**Records for this task:**
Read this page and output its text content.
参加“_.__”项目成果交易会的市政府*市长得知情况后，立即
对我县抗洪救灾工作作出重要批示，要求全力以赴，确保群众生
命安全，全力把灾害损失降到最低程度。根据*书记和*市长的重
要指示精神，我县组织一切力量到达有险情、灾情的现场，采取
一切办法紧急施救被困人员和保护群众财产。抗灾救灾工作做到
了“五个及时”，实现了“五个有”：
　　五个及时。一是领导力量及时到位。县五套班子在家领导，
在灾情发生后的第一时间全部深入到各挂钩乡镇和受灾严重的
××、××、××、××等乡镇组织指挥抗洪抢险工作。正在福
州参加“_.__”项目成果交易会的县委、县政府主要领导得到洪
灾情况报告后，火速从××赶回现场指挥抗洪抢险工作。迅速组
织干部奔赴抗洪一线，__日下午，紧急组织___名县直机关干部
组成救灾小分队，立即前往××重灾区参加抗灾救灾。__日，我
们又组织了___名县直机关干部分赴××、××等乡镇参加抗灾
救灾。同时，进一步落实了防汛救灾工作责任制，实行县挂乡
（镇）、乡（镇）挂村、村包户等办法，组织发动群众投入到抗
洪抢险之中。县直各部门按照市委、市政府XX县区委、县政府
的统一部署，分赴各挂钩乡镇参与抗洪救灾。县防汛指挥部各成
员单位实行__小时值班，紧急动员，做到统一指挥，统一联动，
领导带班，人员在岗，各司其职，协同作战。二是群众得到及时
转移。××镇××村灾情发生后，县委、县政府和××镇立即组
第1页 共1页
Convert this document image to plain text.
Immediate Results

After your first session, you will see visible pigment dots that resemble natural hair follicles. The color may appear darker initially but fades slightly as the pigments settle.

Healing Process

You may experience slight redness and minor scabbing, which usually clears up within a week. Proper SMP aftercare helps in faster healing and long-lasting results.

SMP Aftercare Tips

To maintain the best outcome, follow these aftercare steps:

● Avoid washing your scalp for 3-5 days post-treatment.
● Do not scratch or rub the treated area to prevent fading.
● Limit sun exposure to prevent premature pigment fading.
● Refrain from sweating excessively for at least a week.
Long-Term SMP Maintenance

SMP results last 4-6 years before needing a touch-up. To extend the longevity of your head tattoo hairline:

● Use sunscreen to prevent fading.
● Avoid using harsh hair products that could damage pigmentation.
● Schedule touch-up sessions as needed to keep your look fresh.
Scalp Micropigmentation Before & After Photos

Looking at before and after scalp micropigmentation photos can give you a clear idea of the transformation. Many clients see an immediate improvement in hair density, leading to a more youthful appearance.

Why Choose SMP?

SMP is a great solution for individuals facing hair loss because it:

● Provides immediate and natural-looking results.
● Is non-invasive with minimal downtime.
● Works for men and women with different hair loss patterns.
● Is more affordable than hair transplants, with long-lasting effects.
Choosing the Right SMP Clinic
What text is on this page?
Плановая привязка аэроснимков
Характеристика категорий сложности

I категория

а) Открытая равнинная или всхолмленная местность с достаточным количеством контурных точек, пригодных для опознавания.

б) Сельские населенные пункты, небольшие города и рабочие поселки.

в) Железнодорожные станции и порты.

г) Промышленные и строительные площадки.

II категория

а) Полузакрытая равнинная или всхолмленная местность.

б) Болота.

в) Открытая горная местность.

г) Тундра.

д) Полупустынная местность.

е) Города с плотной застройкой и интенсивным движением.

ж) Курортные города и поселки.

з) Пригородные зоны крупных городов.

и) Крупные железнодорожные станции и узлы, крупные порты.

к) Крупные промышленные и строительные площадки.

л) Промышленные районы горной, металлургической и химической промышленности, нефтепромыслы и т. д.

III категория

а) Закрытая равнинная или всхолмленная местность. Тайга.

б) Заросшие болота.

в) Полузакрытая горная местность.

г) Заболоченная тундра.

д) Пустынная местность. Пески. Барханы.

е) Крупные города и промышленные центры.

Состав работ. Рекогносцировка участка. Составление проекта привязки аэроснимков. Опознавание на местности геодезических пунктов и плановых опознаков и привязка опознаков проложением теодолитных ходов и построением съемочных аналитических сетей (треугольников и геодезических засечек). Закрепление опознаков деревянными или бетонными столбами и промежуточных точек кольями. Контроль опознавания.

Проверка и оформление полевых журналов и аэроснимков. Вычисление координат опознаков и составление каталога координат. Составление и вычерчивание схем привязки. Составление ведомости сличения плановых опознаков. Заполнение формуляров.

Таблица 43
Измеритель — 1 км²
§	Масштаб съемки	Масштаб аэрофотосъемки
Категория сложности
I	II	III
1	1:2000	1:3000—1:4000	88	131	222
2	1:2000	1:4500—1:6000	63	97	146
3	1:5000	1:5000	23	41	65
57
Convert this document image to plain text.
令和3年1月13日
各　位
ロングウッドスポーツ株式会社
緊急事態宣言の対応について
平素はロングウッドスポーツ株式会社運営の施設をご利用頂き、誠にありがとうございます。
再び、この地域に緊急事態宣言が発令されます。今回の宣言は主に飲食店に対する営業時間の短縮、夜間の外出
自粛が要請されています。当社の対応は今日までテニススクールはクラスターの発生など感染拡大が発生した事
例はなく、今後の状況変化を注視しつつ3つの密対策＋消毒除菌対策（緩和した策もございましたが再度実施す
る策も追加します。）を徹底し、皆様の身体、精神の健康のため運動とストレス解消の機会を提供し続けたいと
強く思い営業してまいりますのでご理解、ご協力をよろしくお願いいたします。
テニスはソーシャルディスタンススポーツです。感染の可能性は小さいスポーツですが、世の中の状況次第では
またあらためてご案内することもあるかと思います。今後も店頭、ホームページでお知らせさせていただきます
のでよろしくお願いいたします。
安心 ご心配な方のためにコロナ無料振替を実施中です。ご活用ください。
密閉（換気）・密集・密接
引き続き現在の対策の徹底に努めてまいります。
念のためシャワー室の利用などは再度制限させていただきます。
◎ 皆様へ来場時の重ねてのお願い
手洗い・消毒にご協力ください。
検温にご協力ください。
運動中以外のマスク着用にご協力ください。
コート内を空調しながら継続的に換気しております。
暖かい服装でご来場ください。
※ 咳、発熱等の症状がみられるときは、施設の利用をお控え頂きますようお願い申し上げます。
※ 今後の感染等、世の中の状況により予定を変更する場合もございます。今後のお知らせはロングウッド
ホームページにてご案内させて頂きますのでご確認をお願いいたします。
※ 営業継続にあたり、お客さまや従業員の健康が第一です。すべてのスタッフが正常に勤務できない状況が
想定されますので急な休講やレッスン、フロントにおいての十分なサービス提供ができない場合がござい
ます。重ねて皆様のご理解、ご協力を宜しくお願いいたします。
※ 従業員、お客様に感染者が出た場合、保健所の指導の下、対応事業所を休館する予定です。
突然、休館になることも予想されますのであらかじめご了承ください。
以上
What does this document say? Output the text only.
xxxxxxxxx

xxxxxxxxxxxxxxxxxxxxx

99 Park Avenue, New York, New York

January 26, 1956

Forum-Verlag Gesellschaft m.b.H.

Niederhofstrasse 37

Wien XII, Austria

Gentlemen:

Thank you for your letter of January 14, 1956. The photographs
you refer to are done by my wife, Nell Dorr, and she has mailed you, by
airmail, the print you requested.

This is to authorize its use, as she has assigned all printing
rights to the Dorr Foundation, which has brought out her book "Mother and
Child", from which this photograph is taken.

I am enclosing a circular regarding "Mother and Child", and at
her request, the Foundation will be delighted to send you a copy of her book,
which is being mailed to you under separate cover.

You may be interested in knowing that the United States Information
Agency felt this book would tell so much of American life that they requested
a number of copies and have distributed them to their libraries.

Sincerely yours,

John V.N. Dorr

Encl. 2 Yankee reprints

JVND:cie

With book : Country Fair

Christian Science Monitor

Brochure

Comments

**Given task:**
Pick out and copy the lines of the material that include the word "Составление".

**Task result:**
Состав работ. Рекогносцировка участка. Составление проекта привязки аэроснимков. Опознавание на местности геодезических пунктов и плановых опознаков и привязка опознаков проложением теодолитных ходов и построением съемочных аналитических сетей (треугольников и геодезических засечек). Закрепление опознаков деревянными или бетонными столбами и промежуточных точек кольями. Контроль опознавания.
Проверка и оформление полевых журналов и аэроснимков. Вычисление координат опознаков и составление каталога координат. Составление и вычерчивание схем привязки. Составление ведомости сличения плановых опознаков. Заполнение формуляров.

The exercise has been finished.